### Aim:
Output every record below exactly as it appears.

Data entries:
"""
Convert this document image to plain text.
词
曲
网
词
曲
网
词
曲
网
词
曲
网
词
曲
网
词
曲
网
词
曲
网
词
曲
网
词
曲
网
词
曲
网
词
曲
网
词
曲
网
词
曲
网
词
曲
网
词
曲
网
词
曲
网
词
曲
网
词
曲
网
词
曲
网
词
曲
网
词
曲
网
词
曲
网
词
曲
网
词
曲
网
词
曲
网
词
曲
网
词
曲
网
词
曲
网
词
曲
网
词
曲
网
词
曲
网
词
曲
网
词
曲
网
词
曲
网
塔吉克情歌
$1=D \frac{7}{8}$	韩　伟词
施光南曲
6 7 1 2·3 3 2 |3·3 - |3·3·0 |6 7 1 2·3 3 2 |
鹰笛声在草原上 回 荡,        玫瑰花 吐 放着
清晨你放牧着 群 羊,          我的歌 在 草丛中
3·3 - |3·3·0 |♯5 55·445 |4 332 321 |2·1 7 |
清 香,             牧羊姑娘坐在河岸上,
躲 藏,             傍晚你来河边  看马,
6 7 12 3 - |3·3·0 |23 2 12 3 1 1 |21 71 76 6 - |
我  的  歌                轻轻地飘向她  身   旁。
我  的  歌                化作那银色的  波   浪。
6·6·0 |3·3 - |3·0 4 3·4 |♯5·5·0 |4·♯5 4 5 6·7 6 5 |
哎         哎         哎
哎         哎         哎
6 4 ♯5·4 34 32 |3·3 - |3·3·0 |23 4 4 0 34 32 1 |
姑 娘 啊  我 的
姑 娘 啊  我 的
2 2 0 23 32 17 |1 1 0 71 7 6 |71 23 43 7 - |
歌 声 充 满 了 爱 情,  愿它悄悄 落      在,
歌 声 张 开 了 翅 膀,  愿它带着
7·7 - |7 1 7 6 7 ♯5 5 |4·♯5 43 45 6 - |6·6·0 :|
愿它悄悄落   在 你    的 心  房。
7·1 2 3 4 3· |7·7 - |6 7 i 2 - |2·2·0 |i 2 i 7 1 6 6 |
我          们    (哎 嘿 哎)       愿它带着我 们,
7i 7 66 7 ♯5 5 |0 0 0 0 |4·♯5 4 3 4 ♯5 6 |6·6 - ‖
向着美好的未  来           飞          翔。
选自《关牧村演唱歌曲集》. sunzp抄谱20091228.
"""
### Finished answer:
Convert this document image to plain text.
词
曲
网
词
曲
网
词
曲
网
词
曲
网
词
曲
网
词
曲
网
词
曲
网
词
曲
网
词
曲
网
词
曲
网
词
曲
网
词
曲
网
词
曲
网
词
曲
网
词
曲
网
词
曲
网
词
曲
网
词
曲
网
词
曲
网
词
曲
网
词
曲
网
词
曲
网
词
曲
网
词
曲
网
词
曲
网
词
曲
网
词
曲
网
词
曲
网
词
曲
网
词
曲
网
词
曲
网
词
曲
网
词
曲
网
词
曲
网
塔吉克情歌
$1=D \frac{7}{8}$	韩　伟词
施光南曲
6 7 1 2·3 3 2 |3·3 - |3·3·0 |6 7 1 2·3 3 2 |
鹰笛声在草原上 回 荡,        玫瑰花 吐 放着
清晨你放牧着 群 羊,          我的歌 在 草丛中
3·3 - |3·3·0 |♯5 55·445 |4 332 321 |2·1 7 |
清 香,             牧羊姑娘坐在河岸上,
躲 藏,             傍晚你来河边  看马,
6 7 12 3 - |3·3·0 |23 2 12 3 1 1 |21 71 76 6 - |
我  的  歌                轻轻地飘向她  身   旁。
我  的  歌                化作那银色的  波   浪。
6·6·0 |3·3 - |3·0 4 3·4 |♯5·5·0 |4·♯5 4 5 6·7 6 5 |
哎         哎         哎
哎         哎         哎
6 4 ♯5·4 34 32 |3·3 - |3·3·0 |23 4 4 0 34 32 1 |
姑 娘 啊  我 的
姑 娘 啊  我 的
2 2 0 23 32 17 |1 1 0 71 7 6 |71 23 43 7 - |
歌 声 充 满 了 爱 情,  愿它悄悄 落      在,
歌 声 张 开 了 翅 膀,  愿它带着
7·7 - |7 1 7 6 7 ♯5 5 |4·♯5 43 45 6 - |6·6·0 :|
愿它悄悄落   在 你    的 心  房。
7·1 2 3 4 3· |7·7 - |6 7 i 2 - |2·2·0 |i 2 i 7 1 6 6 |
我          们    (哎 嘿 哎)       愿它带着我 们,
7i 7 66 7 ♯5 5 |0 0 0 0 |4·♯5 4 3 4 ♯5 6 |6·6 - ‖
向着美好的未  来           飞          翔。
选自《关牧村演唱歌曲集》. sunzp抄谱20091228.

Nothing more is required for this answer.